What is expected =
Reproduce the One World festival review below word for word, from its first sentence to its last.

Extract provided =
* * * * *

Though the festival refuses the glitz and glamour of the red carpet and rejects the moneymaking markets that characterize Cannes, Venice and Berlin, a sense of occasion was still present on Opening Night. Where other festivals might indulge in artifice and excess, however, One World presented the international premiere of a sobering documentary on the 2012 Marikana massacre, Miners Shot Down. Not exactly a film to put its audience in the mood for a party, the reception was coloured by somber reflection. What does it mean to enjoy a banquet after literally watching people die? Wiping away tears that flowed freely in the dark, I found myself entering the light of the after party with a heavy heart. Moving images tell stories in a number of ways, and here, at One World, it was clear that they would act as a tool to confront audiences about the current crises of humanity.

Rehad Desai’s Miners Shot Down revealed a state of bloodshed in South Africa that echoes the days of apartheid. A week of non-violent demonstration by Lonmin mine workers protesting for better pay ended in a shroud of darkness with thirty deaths, at the hands of a system determined to keep its stranglehold on the lower classes. Featuring staggering police footage of the massacre, Desai presented his audience with acts of violence, but also the inaction of those who witnessed the deaths, filming or standing by, as protesters died slowly, ambulances refused access to the scene. Watching this material was ethically devastating and a stark reminder that the act of viewing is never passive.

EVERYDAY REBELLION

‘Everyday Rebellion’

Of course, starting the festival with such shocking and powerful images wasn’t only to jolt us to attention; exposing injustices was a means of raising awareness in order to effect change. In the opening address, we were told that despite the blood and tears, it’s important to see hope where it exists and to use it as a gateway for positive change. Arash and Arman Riahi’s Everyday Rebellion would perhaps have been a better choice to illustrate this point. Taking its examples from a number of recent rebellions spanning the Occupy movement, the uprising in Tahrir Square, the state of play in Syria and Femen’s dissemination throughout Europe, it preached non-violent protest as a successful historical model for political and social reform.

* * * * *

Information supplied =
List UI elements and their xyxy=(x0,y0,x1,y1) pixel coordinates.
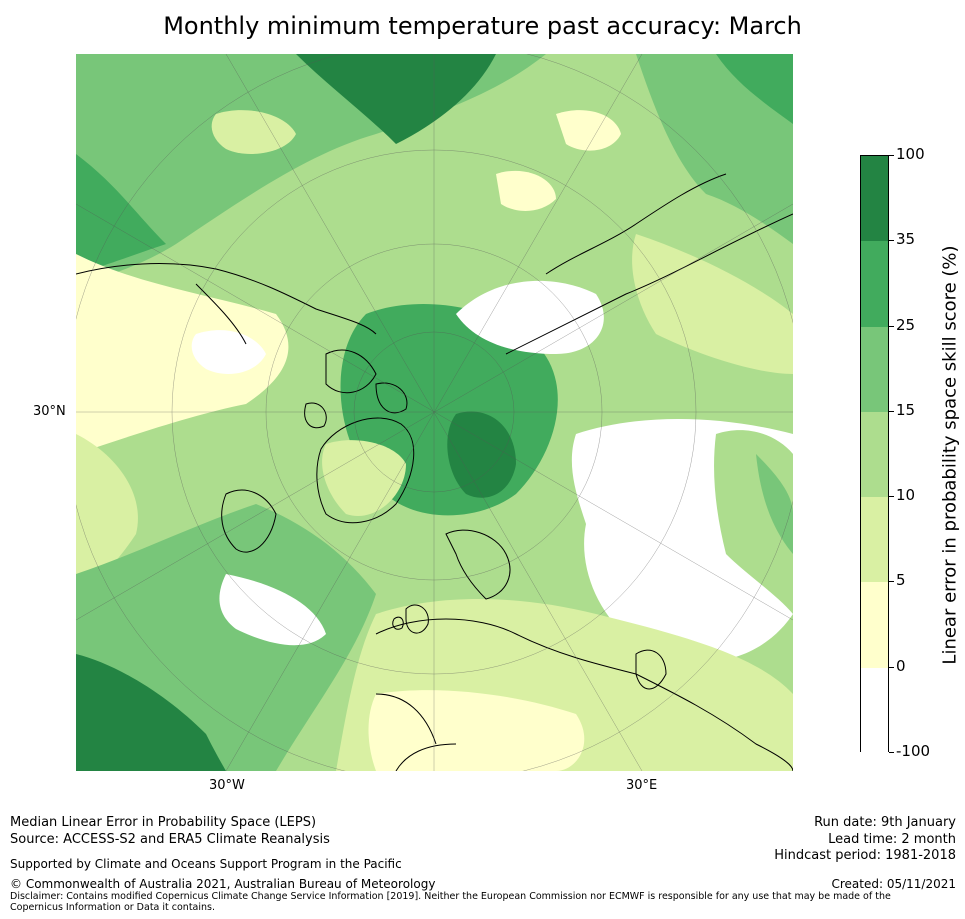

* * * * *

Worked solution =
Though the festival refuses the glitz and glamour of the red carpet and rejects the moneymaking markets that characterize Cannes, Venice and Berlin, a sense of occasion was still present on Opening Night. Where other festivals might indulge in artifice and excess, however, One World presented the international premiere of a sobering documentary on the 2012 Marikana massacre, Miners Shot Down. Not exactly a film to put its audience in the mood for a party, the reception was coloured by somber reflection. What does it mean to enjoy a banquet after literally watching people die? Wiping away tears that flowed freely in the dark, I found myself entering the light of the after party with a heavy heart. Moving images tell stories in a number of ways, and here, at One World, it was clear that they would act as a tool to confront audiences about the current crises of humanity.

Rehad Desai’s Miners Shot Down revealed a state of bloodshed in South Africa that echoes the days of apartheid. A week of non-violent demonstration by Lonmin mine workers protesting for better pay ended in a shroud of darkness with thirty deaths, at the hands of a system determined to keep its stranglehold on the lower classes. Featuring staggering police footage of the massacre, Desai presented his audience with acts of violence, but also the inaction of those who witnessed the deaths, filming or standing by, as protesters died slowly, ambulances refused access to the scene. Watching this material was ethically devastating and a stark reminder that the act of viewing is never passive.

EVERYDAY REBELLION

‘Everyday Rebellion’

Of course, starting the festival with such shocking and powerful images wasn’t only to jolt us to attention; exposing injustices was a means of raising awareness in order to effect change. In the opening address, we were told that despite the blood and tears, it’s important to see hope where it exists and to use it as a gateway for positive change. Arash and Arman Riahi’s Everyday Rebellion would perhaps have been a better choice to illustrate this point. Taking its examples from a number of recent rebellions spanning the Occupy movement, the uprising in Tahrir Square, the state of play in Syria and Femen’s dissemination throughout Europe, it preached non-violent protest as a successful historical model for political and social reform.